-- TEXTO APRESENTADO --
Quais medidas os governos estão tomando para garantir renda na ausência de trabalho, quando elas não conseguem ter nenhum tipo de poupança?
5 – Milhões de mulheres não serão capazes de cumprir as medidas básicas para impedir o coronavírus
Segundo a Organização Internacional do Trabalho (OIT), na América Latina existem mais de 14 milhões de mulheres que trabalham em casas de famílias como domésticas. Como outras organizações de direitos humanos, eles apontam que o trabalho doméstico remunerado é uma das ocupações de menor qualidade. São longas horas de trabalho, baixos salários, baixa cobertura da seguridade social e um alto nível de não conformidade com as normas trabalhistas.
Quantas das medidas preventivas essas mulheres poderiam cumprir? Ficar em casa não é uma opção, porque eles perderiam automaticamente sua única fonte de renda.
6 – Mulheres e meninas em perigo nos campos de refugiados
Desastres climáticos causam deslocamento de cerca de 20 milhões de pessoas todos os anos, como mostramos relatório “Obrigados a deixarem suas casas”. Esse é um fenômeno que atinge mais duramente mulheres e meninas. Por isso, quando elas são forçadas a sair de casa por conta de desastres climáticos e encontrar abrigo em campos de refugiados, elas enfrentam condições inseguras de vida, tornando-as mais vulneráveis à violência e aos abusos.

-- CONJUNTO DE DADOS --
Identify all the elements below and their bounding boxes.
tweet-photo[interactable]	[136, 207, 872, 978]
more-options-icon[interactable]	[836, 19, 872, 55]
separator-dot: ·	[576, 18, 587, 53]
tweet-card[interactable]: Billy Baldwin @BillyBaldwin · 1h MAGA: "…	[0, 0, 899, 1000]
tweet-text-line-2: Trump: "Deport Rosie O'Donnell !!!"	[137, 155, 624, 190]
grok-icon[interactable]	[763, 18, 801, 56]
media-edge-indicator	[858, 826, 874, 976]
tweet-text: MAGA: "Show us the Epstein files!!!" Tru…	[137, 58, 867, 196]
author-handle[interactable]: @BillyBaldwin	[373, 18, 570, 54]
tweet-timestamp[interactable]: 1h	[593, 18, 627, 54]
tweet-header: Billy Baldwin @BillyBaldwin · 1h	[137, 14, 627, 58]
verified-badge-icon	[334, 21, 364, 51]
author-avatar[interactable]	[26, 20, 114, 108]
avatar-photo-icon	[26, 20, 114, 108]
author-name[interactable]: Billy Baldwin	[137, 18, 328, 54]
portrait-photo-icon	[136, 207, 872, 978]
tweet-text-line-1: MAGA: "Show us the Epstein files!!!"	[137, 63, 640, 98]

-- TAREFA --
Segundo o texto apresentado, quais características fazem do trabalho doméstico remunerado "uma das ocupações de menor qualidade"? Liste todas.

-- RESPOSTA --
- Longas horas de trabalho
- Baixos salários
- Baixa cobertura da seguridade social
- Alto nível de não conformidade com as normas trabalhistas